WHAT YOU HAVE TO DO =>
Gather up all lines that carry the word "Flowchart".

MATERIAL =>

------------------------------------------------------------

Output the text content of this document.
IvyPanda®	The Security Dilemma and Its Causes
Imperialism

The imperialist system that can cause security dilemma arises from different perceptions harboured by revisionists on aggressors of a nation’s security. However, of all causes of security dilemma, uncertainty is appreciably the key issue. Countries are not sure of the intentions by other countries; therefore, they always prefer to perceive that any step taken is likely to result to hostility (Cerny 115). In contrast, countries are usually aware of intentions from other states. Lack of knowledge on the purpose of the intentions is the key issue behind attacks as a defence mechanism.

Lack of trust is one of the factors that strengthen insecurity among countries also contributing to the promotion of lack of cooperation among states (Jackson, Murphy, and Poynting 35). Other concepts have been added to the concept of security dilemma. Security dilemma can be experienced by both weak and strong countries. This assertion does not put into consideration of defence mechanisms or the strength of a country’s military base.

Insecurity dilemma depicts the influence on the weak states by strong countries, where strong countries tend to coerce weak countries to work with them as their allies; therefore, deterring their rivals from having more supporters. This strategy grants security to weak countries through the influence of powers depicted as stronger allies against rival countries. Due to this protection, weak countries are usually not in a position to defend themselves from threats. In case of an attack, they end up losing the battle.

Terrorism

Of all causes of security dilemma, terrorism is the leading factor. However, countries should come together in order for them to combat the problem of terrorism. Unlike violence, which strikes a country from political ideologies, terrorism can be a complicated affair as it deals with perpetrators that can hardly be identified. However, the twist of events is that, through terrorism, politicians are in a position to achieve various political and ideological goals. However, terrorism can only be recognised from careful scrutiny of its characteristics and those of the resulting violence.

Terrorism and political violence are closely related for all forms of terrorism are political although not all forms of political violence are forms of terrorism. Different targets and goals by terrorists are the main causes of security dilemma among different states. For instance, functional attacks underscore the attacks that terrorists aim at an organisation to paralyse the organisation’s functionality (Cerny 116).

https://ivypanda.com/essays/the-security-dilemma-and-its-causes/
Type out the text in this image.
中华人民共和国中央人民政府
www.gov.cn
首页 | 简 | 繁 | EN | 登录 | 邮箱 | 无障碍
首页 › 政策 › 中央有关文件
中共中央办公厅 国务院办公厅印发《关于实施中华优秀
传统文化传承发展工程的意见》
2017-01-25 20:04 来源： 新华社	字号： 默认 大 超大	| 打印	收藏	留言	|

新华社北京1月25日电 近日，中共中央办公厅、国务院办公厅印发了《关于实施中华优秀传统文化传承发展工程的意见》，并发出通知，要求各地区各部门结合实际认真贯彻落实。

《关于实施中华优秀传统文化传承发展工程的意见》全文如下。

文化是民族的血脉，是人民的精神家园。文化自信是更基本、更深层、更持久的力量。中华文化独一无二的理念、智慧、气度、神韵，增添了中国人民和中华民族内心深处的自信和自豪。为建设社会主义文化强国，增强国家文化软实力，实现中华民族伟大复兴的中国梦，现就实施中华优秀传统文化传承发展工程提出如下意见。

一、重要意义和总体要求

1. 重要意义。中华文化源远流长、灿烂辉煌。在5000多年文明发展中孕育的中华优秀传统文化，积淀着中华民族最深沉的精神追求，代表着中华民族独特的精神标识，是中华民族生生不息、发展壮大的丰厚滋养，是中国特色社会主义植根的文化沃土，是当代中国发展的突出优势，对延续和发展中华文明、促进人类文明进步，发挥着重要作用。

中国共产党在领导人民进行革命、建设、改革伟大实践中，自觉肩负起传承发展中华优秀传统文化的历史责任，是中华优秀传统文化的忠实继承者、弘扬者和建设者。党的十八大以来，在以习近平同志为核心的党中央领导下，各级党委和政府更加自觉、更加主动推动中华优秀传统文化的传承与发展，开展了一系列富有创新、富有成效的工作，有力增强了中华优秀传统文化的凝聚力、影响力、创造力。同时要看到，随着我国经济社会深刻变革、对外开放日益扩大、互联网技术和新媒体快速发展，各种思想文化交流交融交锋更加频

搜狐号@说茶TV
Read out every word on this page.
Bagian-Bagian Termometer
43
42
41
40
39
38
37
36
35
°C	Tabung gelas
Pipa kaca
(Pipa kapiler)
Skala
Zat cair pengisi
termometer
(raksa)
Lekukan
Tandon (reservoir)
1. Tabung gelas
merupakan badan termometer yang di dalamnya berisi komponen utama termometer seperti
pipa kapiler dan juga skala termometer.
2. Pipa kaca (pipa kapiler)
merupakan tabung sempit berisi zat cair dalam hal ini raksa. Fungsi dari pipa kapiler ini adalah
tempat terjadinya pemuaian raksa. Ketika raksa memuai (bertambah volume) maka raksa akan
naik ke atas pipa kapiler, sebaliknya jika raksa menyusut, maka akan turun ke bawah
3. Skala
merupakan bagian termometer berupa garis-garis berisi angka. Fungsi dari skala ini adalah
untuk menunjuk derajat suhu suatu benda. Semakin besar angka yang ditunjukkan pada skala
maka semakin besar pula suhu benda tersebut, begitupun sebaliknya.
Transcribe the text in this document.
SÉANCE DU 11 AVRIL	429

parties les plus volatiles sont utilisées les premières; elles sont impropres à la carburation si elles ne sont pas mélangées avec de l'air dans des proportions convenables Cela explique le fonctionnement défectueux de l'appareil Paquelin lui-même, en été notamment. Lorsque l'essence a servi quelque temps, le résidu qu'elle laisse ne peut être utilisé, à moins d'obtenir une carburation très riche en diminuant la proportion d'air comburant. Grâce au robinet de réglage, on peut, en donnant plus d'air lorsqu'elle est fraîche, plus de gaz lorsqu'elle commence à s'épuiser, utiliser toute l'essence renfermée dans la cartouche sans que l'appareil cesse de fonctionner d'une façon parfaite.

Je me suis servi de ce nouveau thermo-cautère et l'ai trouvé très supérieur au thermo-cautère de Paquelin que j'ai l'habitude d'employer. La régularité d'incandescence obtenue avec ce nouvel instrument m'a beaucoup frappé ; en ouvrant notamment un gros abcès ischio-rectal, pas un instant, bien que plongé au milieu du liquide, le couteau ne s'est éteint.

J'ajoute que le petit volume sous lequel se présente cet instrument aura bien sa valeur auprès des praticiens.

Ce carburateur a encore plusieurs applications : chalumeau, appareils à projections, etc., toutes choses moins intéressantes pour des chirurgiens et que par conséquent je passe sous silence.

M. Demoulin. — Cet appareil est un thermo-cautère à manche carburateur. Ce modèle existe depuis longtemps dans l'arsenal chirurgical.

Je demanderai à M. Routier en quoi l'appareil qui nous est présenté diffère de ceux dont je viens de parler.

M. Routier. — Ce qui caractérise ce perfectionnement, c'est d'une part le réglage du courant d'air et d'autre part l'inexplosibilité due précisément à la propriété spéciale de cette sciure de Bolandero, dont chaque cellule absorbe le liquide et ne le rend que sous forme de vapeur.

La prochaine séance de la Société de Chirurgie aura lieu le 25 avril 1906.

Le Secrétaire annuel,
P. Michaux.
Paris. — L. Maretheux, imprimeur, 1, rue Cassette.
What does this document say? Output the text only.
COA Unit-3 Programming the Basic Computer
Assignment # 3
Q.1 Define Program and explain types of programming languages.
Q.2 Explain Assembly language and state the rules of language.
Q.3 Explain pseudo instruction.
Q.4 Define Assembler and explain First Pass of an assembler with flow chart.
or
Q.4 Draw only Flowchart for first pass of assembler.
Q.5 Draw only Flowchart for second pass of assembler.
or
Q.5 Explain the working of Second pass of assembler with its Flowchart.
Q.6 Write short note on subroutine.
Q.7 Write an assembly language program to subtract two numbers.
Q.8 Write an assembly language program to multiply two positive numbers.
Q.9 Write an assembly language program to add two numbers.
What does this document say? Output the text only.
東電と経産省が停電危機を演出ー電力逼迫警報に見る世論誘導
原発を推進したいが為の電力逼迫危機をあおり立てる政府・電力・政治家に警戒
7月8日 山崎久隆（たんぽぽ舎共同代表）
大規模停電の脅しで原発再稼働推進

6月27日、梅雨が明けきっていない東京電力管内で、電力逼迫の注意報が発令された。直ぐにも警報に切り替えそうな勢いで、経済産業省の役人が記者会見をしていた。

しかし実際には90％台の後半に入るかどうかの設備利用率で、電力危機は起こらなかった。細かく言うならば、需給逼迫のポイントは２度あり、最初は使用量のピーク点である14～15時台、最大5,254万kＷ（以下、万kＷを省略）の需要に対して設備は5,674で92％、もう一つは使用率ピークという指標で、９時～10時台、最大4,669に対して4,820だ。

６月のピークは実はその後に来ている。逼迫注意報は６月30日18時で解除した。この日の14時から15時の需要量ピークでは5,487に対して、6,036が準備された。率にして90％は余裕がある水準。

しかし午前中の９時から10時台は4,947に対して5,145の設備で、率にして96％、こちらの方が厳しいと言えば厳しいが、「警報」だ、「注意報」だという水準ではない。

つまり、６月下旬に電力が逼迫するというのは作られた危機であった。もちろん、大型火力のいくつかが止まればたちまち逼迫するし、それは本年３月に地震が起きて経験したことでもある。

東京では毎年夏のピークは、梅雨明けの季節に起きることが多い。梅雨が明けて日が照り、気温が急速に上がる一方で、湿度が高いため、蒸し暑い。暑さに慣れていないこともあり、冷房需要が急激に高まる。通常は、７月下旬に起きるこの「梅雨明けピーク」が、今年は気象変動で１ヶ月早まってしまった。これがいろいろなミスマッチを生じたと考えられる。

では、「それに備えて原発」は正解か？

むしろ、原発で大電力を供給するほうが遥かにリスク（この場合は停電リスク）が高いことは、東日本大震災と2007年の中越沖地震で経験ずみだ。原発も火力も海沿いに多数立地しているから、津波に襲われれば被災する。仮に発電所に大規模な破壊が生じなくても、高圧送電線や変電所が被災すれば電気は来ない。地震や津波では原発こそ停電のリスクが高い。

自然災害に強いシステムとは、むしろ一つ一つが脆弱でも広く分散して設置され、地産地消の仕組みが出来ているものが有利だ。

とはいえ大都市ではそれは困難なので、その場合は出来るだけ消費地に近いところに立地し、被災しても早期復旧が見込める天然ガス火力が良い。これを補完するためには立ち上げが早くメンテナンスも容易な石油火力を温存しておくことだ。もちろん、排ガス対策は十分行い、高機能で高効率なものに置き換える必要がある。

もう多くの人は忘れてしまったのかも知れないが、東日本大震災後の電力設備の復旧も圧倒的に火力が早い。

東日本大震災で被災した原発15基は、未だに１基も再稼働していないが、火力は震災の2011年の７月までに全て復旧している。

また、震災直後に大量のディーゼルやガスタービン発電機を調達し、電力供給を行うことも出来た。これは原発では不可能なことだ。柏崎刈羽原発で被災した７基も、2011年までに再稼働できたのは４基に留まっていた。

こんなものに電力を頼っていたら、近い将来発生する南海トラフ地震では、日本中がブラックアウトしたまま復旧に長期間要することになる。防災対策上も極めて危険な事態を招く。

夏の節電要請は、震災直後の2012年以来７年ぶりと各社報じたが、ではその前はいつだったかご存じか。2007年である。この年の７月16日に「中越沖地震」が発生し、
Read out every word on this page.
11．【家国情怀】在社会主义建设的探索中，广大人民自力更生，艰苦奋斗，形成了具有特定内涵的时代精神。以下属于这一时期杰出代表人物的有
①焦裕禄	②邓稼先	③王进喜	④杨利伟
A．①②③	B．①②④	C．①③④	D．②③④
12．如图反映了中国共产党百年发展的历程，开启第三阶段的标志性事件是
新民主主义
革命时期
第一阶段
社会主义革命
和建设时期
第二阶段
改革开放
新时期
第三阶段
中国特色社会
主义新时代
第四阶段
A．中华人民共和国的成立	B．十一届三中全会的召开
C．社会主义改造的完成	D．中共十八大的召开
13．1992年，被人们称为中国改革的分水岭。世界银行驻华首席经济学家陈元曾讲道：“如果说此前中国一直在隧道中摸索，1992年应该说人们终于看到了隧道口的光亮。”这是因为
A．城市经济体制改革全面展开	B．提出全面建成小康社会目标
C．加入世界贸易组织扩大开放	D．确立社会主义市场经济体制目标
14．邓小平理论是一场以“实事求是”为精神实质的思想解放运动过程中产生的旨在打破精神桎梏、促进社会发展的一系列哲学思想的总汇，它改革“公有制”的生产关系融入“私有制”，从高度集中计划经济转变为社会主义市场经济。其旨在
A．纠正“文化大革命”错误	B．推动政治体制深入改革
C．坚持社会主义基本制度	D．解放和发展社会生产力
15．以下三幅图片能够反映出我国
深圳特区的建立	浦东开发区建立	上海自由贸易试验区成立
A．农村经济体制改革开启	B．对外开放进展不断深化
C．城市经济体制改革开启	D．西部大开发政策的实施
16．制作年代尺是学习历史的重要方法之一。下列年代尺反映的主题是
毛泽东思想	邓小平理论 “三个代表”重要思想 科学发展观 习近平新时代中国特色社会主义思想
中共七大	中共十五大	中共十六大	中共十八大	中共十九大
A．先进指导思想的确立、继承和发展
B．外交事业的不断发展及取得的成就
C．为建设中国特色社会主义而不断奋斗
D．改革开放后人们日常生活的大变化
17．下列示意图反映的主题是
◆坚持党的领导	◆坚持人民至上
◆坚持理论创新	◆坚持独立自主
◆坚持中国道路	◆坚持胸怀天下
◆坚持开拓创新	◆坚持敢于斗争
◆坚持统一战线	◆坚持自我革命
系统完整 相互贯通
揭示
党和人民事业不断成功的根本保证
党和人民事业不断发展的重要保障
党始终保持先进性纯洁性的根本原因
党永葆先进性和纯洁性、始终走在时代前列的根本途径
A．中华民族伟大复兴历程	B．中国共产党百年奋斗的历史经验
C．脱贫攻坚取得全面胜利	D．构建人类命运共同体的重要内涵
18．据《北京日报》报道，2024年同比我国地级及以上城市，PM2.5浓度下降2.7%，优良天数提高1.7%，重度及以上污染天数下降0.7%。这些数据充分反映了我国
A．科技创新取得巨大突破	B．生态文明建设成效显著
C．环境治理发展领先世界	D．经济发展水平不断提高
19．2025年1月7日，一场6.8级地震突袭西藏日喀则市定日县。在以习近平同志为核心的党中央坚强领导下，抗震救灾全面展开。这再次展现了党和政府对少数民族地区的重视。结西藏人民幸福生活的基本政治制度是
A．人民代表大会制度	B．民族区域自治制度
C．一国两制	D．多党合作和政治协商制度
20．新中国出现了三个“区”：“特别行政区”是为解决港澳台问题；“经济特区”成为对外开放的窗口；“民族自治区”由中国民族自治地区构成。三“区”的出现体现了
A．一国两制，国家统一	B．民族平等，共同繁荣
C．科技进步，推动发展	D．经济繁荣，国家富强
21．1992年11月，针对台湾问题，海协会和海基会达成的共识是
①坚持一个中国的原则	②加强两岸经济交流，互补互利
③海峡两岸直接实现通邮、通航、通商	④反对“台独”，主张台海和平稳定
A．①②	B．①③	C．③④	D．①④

------------------------------------------------------------

OUTPUT =>
Q.4 Draw only Flowchart for first pass of assembler.
Q.5 Draw only Flowchart for second pass of assembler.
Q.5 Explain the working of Second pass of assembler with its Flowchart.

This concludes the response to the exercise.